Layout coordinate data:
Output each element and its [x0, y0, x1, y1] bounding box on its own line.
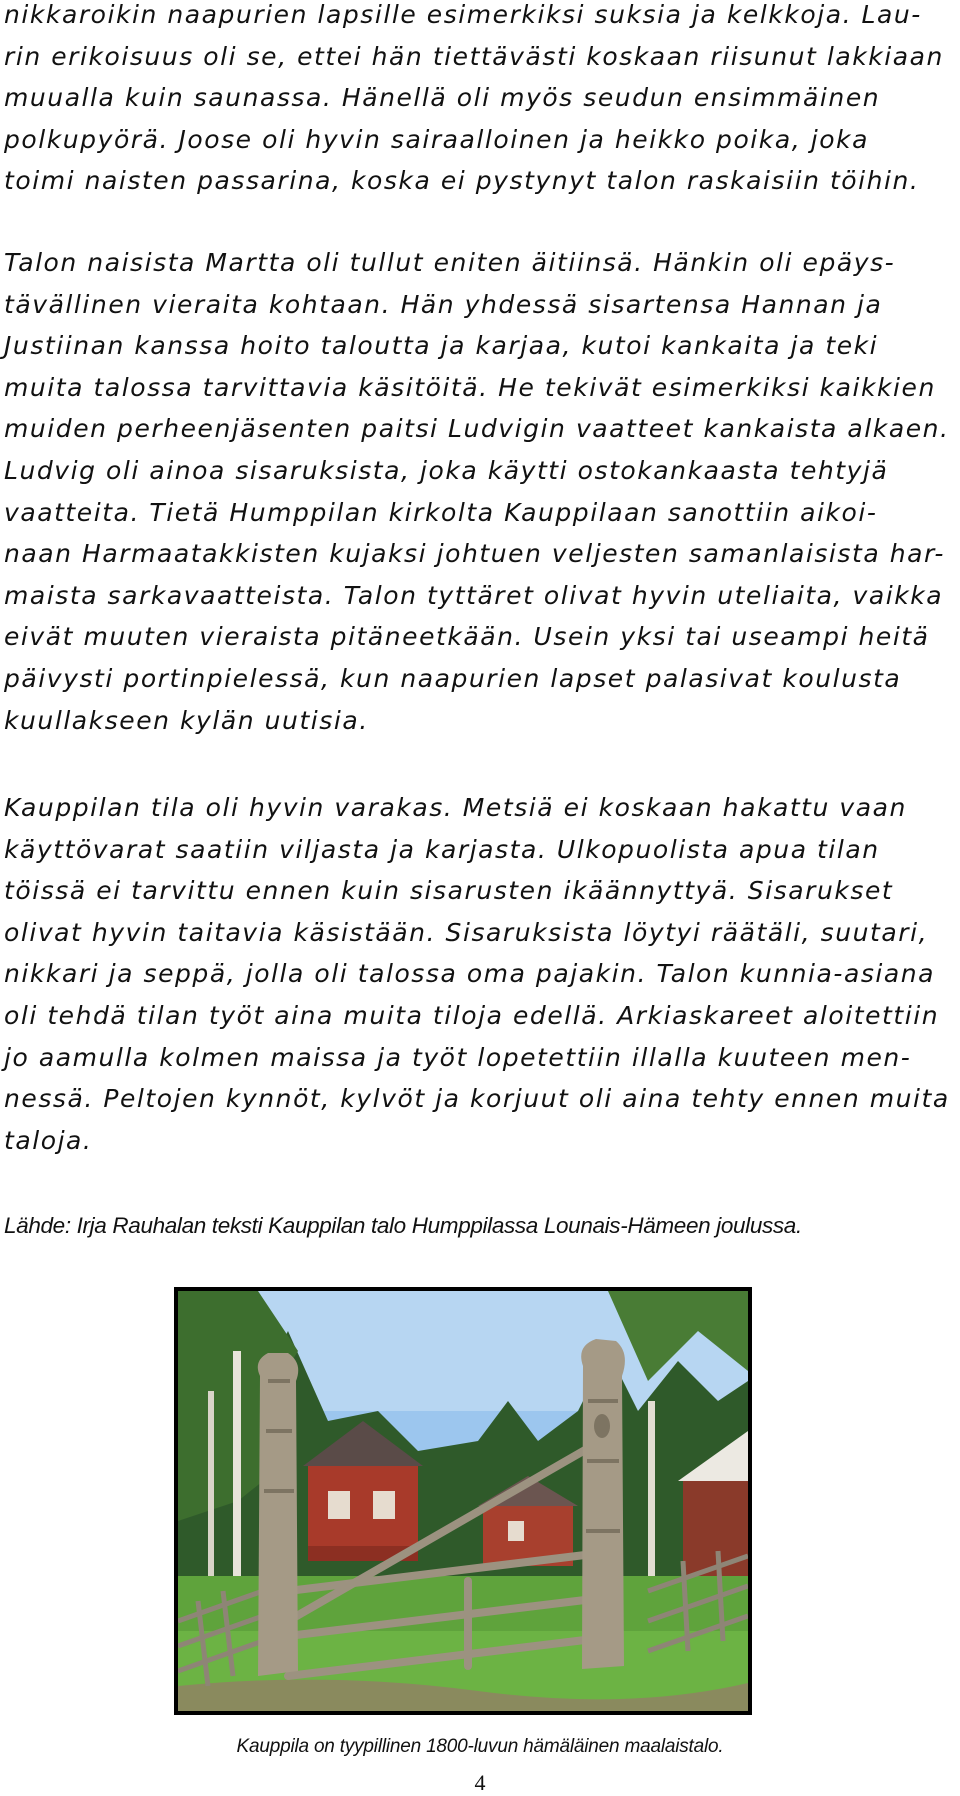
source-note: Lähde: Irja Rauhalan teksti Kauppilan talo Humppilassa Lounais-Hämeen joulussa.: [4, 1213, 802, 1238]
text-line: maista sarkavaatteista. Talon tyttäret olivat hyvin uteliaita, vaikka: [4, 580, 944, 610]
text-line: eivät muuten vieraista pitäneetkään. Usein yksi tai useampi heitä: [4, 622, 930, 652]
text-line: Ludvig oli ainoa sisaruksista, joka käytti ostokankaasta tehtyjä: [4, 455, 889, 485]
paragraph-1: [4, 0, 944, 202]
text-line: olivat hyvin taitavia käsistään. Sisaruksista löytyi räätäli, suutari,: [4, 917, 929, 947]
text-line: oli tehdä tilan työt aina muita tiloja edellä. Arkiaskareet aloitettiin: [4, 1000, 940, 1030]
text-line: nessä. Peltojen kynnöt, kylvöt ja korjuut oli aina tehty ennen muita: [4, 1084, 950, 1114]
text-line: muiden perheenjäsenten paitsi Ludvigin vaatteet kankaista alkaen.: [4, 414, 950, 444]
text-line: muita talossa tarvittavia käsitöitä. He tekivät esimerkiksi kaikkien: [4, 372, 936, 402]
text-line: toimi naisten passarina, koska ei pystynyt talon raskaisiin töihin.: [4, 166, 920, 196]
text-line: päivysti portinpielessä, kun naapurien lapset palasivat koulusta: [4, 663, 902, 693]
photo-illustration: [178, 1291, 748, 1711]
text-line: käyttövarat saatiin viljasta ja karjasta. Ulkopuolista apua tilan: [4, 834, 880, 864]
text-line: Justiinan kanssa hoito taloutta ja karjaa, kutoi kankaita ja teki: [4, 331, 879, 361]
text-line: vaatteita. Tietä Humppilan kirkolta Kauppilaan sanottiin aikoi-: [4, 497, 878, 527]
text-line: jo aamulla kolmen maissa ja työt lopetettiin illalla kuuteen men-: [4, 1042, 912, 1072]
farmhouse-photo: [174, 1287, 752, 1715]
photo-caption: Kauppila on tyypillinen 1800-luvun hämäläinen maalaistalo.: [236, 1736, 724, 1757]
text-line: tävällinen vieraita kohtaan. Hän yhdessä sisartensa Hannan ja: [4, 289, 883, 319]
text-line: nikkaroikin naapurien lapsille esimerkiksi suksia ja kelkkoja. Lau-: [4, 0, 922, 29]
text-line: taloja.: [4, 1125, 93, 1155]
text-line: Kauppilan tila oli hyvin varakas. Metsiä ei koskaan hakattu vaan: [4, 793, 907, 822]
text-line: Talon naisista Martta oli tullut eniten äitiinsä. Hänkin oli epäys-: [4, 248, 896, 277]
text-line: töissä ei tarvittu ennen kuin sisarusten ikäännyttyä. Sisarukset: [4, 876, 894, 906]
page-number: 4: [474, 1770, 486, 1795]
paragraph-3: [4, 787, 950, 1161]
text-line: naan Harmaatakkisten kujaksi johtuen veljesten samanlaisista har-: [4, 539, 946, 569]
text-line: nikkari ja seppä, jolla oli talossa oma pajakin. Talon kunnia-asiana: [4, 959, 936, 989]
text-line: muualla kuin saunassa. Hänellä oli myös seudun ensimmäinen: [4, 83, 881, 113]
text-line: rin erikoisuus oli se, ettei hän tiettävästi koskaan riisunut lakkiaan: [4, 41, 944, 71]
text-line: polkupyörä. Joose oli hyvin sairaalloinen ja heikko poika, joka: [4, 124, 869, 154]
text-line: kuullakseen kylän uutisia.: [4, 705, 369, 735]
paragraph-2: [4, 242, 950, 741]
---
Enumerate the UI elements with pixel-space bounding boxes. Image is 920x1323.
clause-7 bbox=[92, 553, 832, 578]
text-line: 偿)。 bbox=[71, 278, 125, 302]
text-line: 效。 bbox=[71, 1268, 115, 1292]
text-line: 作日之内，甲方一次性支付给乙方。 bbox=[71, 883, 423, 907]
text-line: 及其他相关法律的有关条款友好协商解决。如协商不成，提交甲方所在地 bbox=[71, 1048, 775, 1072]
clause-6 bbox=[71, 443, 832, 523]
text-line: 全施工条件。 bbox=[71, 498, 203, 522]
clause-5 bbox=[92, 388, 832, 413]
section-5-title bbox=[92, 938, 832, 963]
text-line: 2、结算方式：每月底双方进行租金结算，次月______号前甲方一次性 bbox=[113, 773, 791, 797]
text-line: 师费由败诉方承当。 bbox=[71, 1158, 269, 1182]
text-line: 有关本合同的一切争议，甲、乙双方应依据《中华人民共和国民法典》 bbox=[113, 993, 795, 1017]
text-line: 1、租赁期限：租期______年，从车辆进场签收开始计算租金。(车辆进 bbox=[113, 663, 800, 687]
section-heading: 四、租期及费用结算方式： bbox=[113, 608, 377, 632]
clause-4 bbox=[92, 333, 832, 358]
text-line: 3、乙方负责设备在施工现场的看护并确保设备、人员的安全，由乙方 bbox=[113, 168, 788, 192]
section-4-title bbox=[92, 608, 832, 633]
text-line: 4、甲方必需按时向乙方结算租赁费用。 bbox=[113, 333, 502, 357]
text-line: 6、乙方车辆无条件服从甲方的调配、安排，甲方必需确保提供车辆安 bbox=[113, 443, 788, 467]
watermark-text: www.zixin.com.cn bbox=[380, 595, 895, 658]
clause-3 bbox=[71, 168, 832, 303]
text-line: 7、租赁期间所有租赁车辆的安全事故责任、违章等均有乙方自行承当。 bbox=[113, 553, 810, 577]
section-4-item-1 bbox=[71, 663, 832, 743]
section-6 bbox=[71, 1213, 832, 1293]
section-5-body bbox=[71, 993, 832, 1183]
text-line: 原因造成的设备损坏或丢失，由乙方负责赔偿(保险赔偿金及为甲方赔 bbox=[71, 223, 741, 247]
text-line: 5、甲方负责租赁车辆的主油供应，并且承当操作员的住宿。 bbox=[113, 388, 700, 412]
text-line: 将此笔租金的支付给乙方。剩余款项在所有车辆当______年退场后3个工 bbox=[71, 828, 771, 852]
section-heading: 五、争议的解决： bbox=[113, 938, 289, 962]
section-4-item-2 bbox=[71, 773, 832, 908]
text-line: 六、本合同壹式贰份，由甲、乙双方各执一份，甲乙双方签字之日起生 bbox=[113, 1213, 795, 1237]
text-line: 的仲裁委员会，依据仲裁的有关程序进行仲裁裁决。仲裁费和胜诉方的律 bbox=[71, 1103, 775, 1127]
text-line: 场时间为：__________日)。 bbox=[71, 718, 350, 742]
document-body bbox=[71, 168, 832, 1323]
...
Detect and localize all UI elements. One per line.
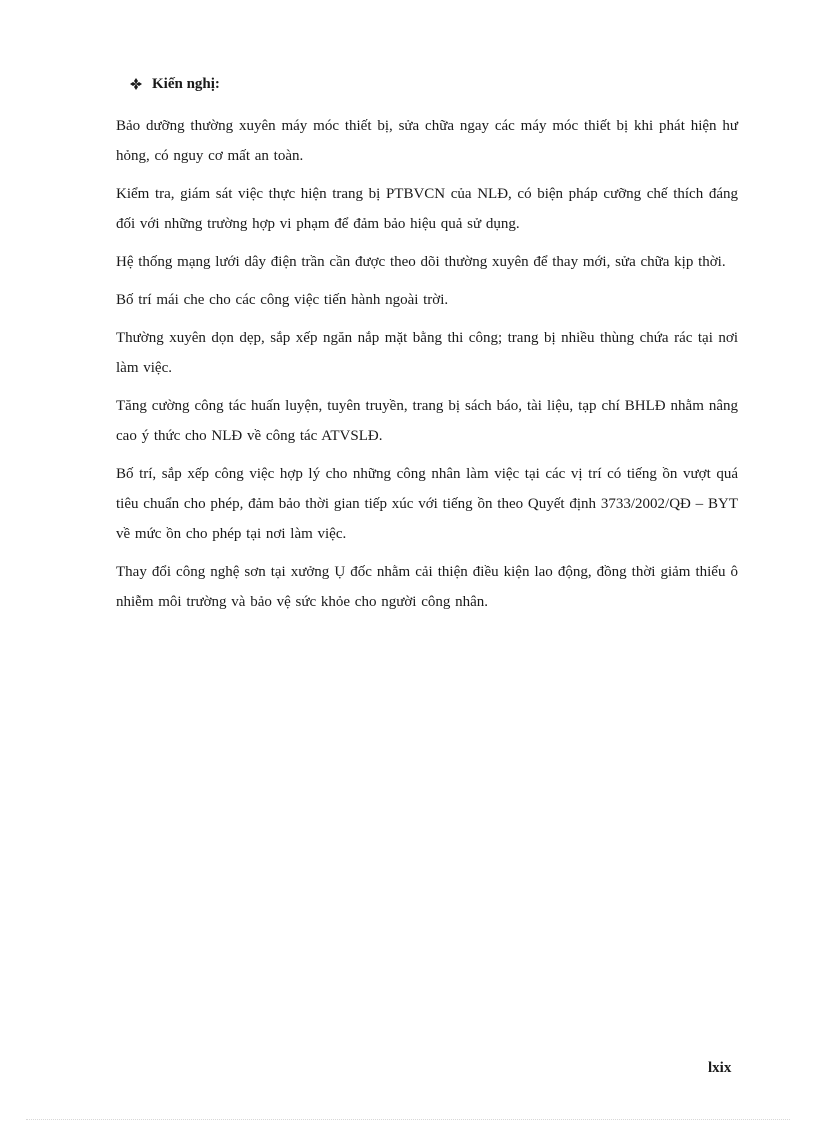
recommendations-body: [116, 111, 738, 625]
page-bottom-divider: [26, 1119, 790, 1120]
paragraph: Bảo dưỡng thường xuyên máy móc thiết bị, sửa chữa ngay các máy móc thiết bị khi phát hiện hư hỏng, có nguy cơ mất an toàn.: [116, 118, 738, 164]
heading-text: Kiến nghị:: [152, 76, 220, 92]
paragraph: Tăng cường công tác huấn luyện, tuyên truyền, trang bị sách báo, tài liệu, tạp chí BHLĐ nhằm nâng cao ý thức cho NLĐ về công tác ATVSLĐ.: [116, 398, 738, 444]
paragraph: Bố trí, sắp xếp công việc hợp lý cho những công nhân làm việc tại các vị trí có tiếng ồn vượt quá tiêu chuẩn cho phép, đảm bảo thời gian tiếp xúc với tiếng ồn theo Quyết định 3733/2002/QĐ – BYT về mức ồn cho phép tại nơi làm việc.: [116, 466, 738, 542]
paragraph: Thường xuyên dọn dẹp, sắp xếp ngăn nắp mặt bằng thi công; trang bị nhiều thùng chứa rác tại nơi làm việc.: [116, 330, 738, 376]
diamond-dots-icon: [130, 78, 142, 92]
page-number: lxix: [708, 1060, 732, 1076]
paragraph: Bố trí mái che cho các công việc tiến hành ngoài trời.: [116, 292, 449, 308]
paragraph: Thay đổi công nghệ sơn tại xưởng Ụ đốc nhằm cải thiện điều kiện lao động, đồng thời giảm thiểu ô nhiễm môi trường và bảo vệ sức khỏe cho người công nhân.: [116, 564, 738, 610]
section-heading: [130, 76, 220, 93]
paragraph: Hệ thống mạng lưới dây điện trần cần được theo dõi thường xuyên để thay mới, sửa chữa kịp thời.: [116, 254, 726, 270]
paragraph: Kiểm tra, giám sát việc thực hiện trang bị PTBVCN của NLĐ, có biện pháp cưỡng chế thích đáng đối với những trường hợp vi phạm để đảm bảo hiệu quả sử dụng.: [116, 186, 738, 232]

SET TASK: Starting at the line containing "source-note: Lähde: Irja" and ending at the line containing "text-line: maista sarkavaatteista.", give those lines from the records above as a JSON list of strings, one string per line.

REPLY:
[
  "source-note: Lähde: Irja Rauhalan teksti Kauppilan talo Humppilassa Lounais-Hämeen joulussa.: [4, 1213, 802, 1238]",
  "text-line: maista sarkavaatteista. Talon tyttäret olivat hyvin uteliaita, vaikka: [4, 580, 944, 610]"
]